-- BEGIN --

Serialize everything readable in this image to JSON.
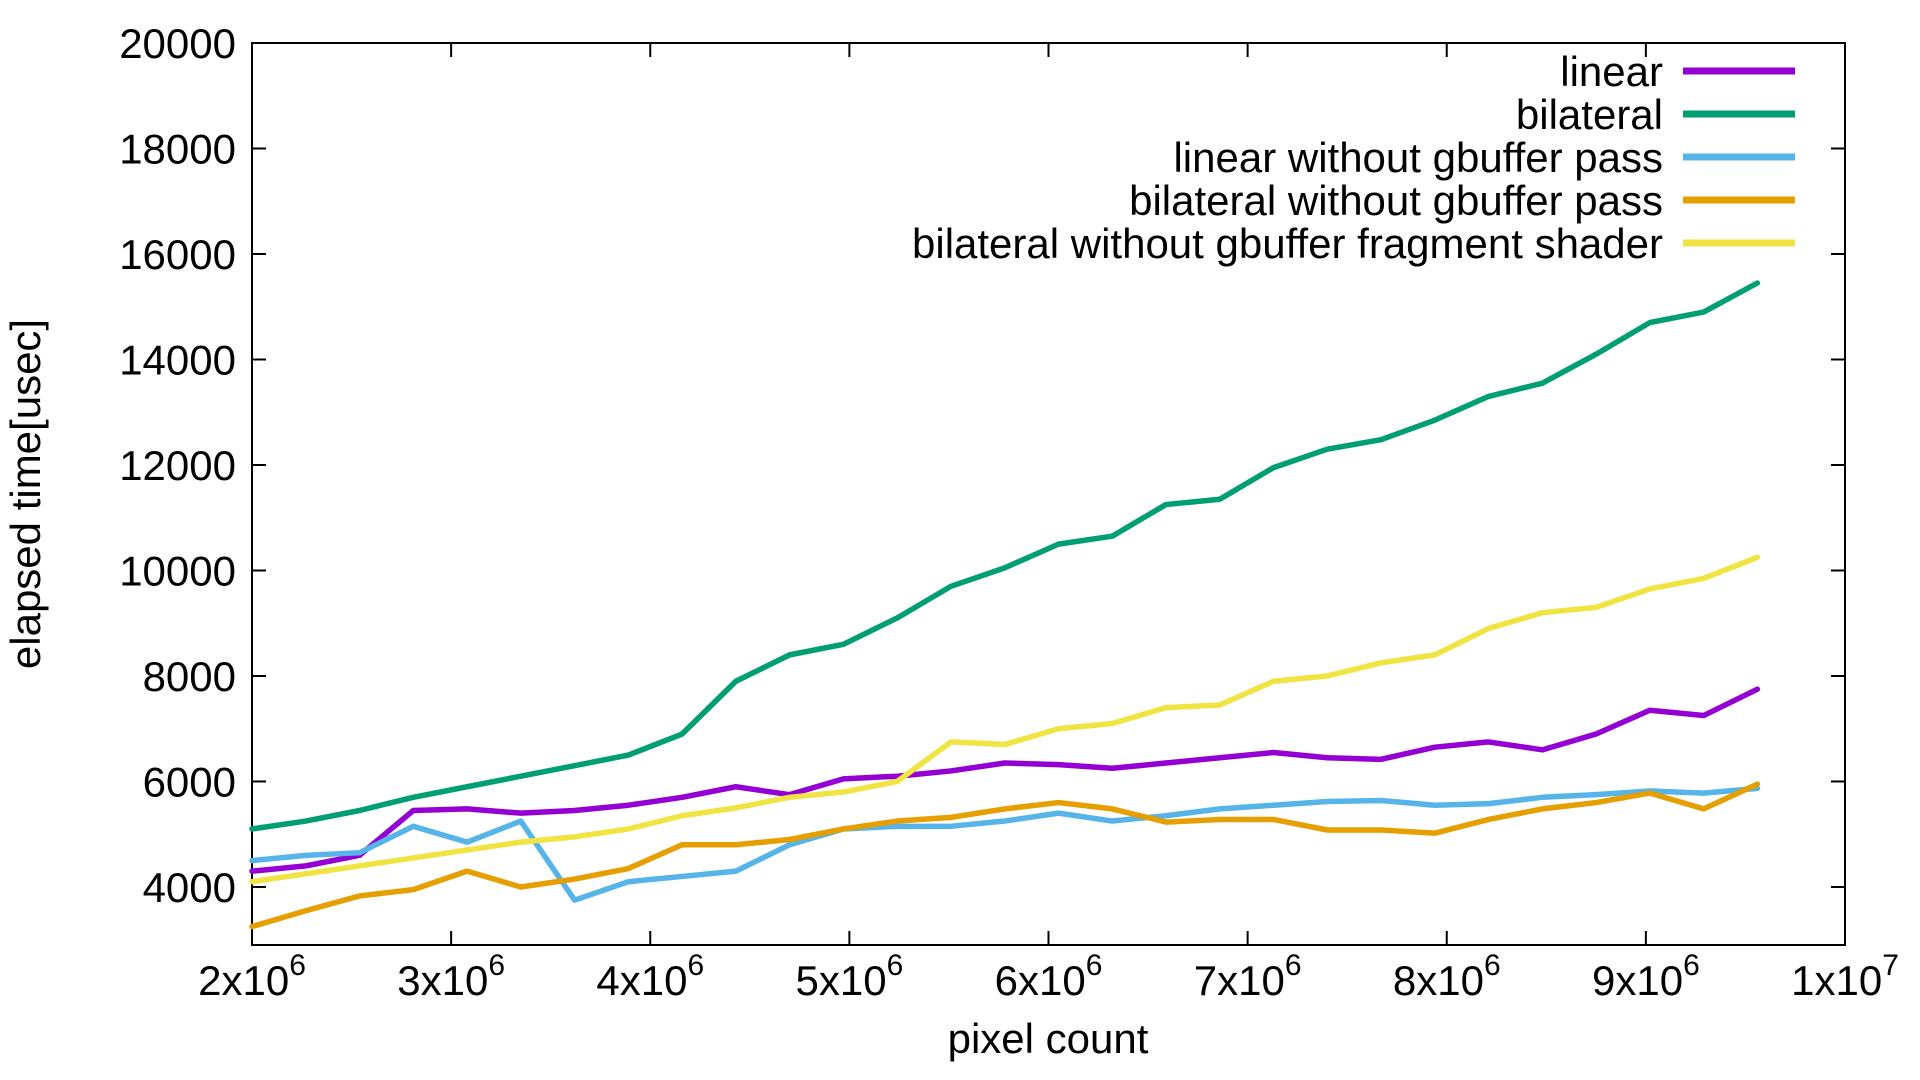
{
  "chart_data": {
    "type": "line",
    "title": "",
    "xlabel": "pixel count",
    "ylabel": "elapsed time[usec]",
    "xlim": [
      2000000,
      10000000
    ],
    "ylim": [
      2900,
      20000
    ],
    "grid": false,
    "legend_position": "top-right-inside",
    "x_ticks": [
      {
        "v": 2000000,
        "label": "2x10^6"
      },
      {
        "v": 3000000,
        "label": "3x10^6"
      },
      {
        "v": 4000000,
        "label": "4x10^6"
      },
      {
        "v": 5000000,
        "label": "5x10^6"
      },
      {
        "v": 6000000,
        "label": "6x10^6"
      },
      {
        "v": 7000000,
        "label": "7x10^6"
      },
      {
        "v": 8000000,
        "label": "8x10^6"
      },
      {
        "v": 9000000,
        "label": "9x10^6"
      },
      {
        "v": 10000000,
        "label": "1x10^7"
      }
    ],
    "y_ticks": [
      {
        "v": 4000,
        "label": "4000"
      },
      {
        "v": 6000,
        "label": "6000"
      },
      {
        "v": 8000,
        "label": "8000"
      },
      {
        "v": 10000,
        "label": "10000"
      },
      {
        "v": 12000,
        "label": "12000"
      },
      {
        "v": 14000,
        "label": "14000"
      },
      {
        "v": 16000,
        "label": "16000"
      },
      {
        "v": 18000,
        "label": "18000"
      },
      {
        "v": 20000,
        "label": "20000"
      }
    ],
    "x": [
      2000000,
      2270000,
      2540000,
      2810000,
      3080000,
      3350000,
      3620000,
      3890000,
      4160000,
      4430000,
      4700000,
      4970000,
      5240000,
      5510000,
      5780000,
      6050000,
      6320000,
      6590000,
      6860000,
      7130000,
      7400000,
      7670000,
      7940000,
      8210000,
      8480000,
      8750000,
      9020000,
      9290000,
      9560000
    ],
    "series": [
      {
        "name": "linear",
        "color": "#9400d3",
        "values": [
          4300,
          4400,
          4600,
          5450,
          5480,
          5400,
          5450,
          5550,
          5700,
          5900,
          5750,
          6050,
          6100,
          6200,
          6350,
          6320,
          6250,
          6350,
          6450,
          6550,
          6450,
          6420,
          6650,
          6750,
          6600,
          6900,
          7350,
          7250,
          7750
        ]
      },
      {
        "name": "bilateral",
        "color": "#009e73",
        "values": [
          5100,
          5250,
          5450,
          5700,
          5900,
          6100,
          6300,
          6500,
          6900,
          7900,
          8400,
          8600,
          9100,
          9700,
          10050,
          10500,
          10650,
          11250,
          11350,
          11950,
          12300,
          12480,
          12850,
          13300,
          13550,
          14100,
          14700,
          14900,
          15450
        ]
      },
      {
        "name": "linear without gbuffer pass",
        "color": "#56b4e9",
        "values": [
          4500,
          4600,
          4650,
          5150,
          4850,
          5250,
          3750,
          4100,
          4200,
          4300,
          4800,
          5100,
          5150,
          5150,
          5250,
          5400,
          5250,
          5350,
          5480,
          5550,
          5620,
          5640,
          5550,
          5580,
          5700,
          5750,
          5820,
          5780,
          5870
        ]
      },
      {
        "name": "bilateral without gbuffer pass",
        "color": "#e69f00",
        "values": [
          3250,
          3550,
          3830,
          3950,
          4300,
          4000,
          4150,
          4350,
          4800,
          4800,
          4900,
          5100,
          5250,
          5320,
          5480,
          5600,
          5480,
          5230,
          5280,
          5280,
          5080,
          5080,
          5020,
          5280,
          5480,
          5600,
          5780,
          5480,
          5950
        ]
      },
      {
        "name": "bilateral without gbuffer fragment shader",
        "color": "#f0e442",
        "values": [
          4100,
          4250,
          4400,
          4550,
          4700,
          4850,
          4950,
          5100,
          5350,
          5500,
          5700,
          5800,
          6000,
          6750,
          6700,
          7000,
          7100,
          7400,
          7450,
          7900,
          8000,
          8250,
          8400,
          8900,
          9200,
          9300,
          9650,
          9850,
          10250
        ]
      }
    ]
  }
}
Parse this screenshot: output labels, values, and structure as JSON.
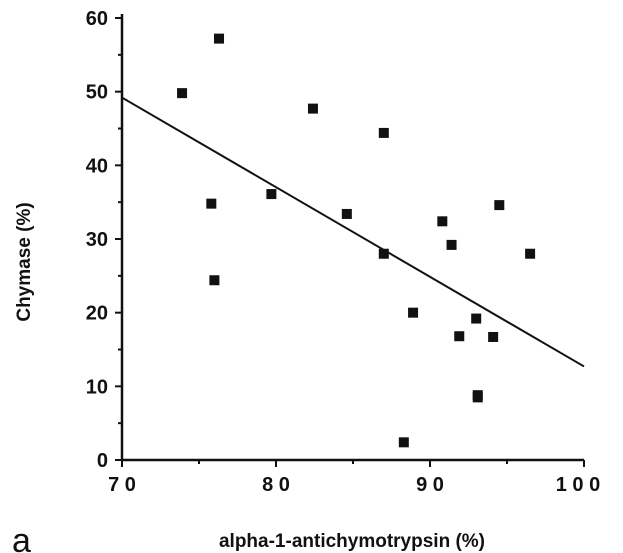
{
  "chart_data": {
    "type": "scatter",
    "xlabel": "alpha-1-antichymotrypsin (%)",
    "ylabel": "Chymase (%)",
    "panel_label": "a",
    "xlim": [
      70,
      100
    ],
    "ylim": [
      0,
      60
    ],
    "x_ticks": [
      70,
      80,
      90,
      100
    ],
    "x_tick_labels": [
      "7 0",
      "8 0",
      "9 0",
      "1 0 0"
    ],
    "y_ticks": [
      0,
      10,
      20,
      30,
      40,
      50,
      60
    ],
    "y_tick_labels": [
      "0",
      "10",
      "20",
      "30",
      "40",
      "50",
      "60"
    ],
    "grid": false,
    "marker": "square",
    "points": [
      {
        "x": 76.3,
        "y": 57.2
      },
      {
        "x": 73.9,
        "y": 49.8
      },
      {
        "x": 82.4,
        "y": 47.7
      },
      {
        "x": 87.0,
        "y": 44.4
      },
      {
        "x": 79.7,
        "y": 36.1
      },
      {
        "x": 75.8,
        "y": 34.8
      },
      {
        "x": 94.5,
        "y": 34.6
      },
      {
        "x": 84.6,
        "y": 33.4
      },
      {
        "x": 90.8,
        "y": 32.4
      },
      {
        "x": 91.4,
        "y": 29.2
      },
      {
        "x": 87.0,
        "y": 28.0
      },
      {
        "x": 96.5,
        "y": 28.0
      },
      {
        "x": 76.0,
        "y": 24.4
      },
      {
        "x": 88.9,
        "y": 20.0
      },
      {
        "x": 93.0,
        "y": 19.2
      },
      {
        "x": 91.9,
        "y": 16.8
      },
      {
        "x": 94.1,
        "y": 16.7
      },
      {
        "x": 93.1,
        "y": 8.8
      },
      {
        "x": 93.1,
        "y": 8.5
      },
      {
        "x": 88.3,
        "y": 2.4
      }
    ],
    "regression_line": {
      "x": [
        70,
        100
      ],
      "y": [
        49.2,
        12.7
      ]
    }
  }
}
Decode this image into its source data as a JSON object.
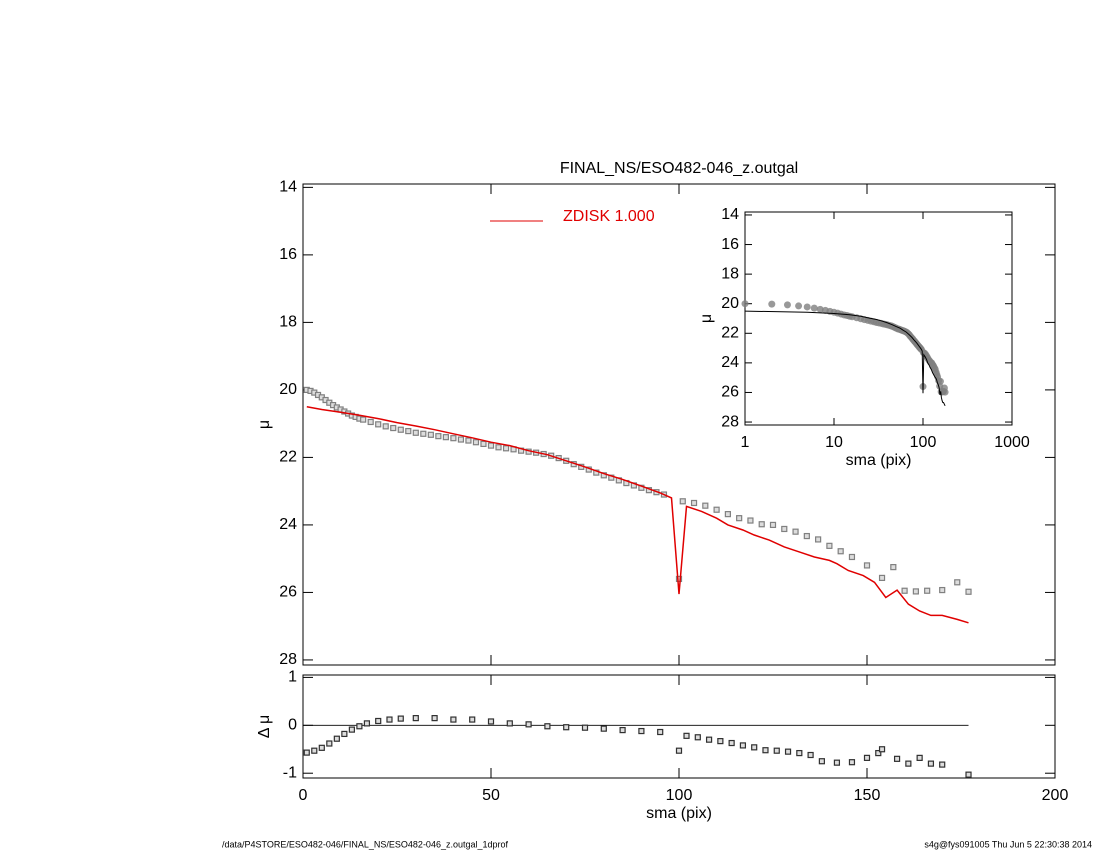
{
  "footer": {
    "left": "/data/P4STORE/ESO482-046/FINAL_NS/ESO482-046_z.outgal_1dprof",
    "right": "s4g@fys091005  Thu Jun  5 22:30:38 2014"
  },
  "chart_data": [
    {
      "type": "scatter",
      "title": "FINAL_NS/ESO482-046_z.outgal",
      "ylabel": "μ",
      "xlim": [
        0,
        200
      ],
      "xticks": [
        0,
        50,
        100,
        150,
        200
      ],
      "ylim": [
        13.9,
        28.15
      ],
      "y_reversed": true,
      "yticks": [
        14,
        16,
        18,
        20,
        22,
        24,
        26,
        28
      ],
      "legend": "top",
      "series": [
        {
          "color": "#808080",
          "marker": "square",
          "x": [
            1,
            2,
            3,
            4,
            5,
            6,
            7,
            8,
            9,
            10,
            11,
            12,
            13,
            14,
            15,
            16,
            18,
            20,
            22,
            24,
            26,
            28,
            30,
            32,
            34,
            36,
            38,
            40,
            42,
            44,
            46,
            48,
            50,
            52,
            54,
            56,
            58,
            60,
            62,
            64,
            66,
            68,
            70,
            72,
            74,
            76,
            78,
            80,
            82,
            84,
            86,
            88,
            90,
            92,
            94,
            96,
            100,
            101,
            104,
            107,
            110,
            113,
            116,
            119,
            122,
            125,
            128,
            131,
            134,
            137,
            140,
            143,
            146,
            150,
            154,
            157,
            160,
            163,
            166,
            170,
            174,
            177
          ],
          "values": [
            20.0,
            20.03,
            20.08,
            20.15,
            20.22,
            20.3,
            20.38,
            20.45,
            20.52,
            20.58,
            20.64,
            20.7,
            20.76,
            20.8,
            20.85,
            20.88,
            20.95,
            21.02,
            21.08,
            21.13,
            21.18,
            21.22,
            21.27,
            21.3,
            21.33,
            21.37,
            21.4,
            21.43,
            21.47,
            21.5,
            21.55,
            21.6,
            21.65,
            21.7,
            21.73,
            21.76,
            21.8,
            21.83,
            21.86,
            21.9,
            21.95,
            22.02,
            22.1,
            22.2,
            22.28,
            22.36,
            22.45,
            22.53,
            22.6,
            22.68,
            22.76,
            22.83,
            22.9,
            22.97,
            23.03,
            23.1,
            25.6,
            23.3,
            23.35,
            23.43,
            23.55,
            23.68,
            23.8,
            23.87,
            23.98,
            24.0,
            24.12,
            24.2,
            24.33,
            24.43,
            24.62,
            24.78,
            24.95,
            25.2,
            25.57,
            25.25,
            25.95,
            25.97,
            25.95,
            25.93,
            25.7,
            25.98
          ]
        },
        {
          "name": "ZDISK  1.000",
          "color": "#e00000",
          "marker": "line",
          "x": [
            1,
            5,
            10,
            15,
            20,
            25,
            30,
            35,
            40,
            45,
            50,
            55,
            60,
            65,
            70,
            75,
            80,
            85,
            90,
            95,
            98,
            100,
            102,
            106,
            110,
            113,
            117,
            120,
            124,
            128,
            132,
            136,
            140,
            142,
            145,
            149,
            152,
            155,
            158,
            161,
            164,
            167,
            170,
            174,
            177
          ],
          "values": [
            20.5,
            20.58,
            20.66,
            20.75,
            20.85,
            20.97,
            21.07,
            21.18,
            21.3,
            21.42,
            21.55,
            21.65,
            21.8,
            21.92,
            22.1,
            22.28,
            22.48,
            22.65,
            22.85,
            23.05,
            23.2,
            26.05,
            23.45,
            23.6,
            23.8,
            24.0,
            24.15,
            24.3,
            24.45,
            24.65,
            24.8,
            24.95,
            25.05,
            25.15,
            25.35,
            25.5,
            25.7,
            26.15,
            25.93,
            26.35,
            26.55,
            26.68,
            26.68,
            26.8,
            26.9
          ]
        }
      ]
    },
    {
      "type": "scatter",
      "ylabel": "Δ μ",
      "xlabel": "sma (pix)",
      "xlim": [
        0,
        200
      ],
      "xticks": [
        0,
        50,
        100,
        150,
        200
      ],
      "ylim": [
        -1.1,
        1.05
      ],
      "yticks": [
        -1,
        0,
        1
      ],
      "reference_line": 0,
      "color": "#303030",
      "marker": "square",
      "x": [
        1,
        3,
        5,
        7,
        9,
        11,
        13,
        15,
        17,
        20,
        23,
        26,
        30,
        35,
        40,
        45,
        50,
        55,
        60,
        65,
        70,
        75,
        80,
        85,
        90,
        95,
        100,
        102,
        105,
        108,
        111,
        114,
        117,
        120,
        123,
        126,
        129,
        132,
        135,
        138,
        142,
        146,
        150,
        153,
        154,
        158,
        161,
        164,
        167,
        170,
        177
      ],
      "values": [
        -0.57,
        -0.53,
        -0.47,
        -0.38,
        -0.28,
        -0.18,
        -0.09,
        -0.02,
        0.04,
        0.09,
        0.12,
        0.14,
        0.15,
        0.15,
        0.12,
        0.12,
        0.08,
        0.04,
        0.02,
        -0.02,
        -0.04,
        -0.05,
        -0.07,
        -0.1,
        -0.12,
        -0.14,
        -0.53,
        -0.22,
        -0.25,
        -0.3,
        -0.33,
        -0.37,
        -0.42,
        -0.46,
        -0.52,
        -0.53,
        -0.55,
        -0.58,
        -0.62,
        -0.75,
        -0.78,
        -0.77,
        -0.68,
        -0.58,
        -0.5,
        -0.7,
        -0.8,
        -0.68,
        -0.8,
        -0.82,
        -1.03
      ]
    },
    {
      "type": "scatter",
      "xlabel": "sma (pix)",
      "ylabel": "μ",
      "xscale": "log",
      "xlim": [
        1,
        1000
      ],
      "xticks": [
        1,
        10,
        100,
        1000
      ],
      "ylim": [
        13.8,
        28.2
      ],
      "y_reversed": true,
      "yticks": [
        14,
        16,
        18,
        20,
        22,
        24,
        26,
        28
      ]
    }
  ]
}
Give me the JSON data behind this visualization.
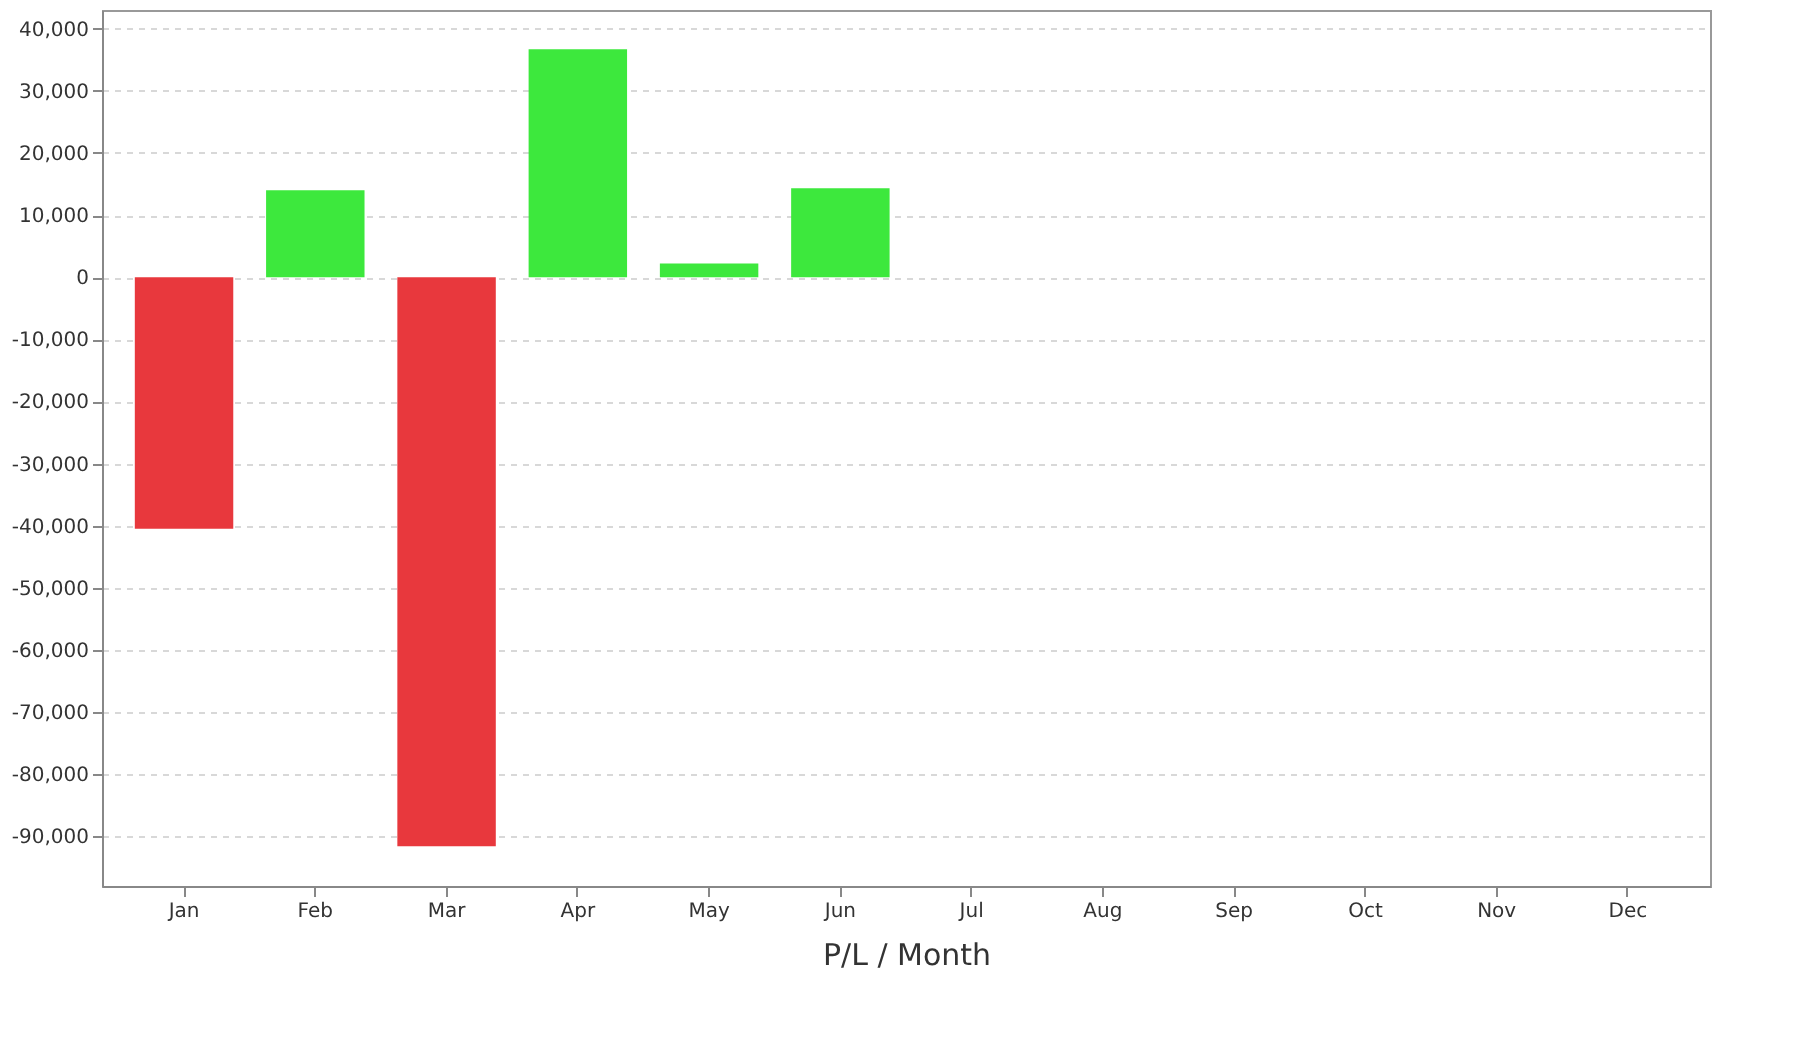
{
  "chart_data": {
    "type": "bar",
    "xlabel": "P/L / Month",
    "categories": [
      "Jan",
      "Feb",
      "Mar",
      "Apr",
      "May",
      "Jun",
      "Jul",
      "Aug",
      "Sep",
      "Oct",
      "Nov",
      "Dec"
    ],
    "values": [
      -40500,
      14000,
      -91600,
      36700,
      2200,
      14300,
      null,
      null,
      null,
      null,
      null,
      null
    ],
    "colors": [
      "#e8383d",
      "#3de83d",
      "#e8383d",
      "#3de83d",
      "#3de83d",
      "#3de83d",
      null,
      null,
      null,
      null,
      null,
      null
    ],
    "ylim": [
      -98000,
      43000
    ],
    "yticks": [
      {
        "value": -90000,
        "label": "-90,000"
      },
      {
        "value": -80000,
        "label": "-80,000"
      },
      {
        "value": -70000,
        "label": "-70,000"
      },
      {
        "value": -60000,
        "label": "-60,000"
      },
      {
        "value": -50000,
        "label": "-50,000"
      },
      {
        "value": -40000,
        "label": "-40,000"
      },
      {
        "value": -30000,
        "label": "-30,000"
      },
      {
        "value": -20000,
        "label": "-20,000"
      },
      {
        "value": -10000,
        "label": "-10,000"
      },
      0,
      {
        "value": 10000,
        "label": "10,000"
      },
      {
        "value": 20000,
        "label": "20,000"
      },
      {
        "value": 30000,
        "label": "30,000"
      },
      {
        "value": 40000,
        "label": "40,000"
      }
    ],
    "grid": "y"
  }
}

-- END --

> Problem details:
Give the count of lines containing "title", with no added text.

> Correct output:
2